> FRAGMENTO DEL DOCUMENTO:
━━━━━━━━━━━━━━━━━━━━━━━━━━━━━━

Ayana Mathis construyó una familia-monstruo con personajes rotos y decide no juzgarlos; ése es el gran acierto de la autora. Es interesante que la crítica estadounidense haya catalogado como “épica” esta historia que, justamente, se arma a contrapelo de cualquier trama heroica. No es una historia sobre el esfuerzo y la voluntad que desemboca en salvación. Tampoco es sobre víctimas –aunque sean víctimas– que encuentran redención. Los personajes masculinos no salen bien parados –el marido de Hattie es una especie de mal necesario y el resto son farsantes– pero tampoco hay una glorificación de lo femenino. Hattie no es una “big mamma” generosa y comprensiva que saca adelante a su familia a fuerza de voluntad, sino que a veces “vestía todo el día camisón blanco y flotaba por las habitaciones de la casa pálida y silenciosa como un iceberg”. La madre puede ser egoísta, puede ser depresiva, incluso cruel, pero siempre está ahí. Sus hijos-tentáculos le irán echando en cara esa humanidad a lo largo de todo el libro. Las voces se van entramando con la de Hattie a partir de cambios sutiles en el punto de vista, el verdadero protagonista de la novela.

━━━━━━━━━━━━━━━━━━━━━━━━━━━━━━

> CONSIGNAS:
1. Responde a partir de la reseña sobre la novela de Ayana Mathis:
(a) ¿Cómo ha catalogado la crítica estadounidense esta historia?
(b) ¿A qué se compara a Hattie cuando flota por las habitaciones de la casa?
(c) ¿Qué señala la reseña como el verdadero protagonista de la novela?
2. Retoma la reseña sobre la novela de Ayana Mathis justo después de su última oración.

━━━━━━━━━━━━━━━━━━━━━━━━━━━━━━

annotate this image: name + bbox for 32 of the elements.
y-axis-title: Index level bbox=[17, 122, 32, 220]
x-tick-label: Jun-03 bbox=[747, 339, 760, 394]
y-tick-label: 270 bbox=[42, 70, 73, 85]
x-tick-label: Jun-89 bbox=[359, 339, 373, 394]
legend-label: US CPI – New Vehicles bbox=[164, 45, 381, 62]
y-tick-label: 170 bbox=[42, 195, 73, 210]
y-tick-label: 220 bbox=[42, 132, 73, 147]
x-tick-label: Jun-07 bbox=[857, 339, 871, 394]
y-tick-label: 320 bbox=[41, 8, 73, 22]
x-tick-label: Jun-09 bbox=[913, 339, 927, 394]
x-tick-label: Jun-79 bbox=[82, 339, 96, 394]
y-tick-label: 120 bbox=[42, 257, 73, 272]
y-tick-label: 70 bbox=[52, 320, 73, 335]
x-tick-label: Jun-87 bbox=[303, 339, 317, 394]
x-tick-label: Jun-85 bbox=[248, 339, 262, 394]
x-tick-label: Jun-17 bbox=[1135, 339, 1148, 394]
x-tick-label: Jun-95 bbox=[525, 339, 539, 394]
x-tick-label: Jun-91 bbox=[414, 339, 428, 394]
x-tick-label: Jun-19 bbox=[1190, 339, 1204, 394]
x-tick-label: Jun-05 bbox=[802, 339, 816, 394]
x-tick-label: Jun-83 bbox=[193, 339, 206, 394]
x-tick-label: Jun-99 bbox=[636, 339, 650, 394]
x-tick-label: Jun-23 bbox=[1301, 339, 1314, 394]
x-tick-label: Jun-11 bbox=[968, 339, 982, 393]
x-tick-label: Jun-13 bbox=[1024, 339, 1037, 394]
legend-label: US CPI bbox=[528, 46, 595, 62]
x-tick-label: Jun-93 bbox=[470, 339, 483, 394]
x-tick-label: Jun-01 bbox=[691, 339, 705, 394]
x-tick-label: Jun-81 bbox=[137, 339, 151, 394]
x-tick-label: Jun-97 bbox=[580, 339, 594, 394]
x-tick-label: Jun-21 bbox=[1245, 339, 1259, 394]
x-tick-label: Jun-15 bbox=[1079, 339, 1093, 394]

━━━━━━━━━━━━━━━━━━━━━━━━━━━━━━

> RESULTADOS EN ORDEN:
1.
(a) Como "épica".
(b) A un iceberg.
(c) El punto de vista.

2.
“Creo que hace falta cierta ternura para preparar la ropa de una personita. Mi madre nunca fue tierna. Sigue sin serlo. Colocó las prendas sobre la cama como si fuesen los ingredientes de un asado de pollo, como si fueran a rellenarme. Mi madre siempre hizo lo que le tocaba hacer”, dice Cassie, antes de ser llevada a un hospital psiquiátrico.
La escritura de Mathis es certera, detallista y está cargada de metáforas e imágenes de las que el lector queda prendado. Si bien su manejo de la psicología de los personajes por momentos puede abrumar, o cansar, la autora llega a momentos muy interesantes cuando ahonda en lo sensorial. Sus capítulos sobre Bell y la tuberculosis y Cassie y las alucinaciones valen el libro entero.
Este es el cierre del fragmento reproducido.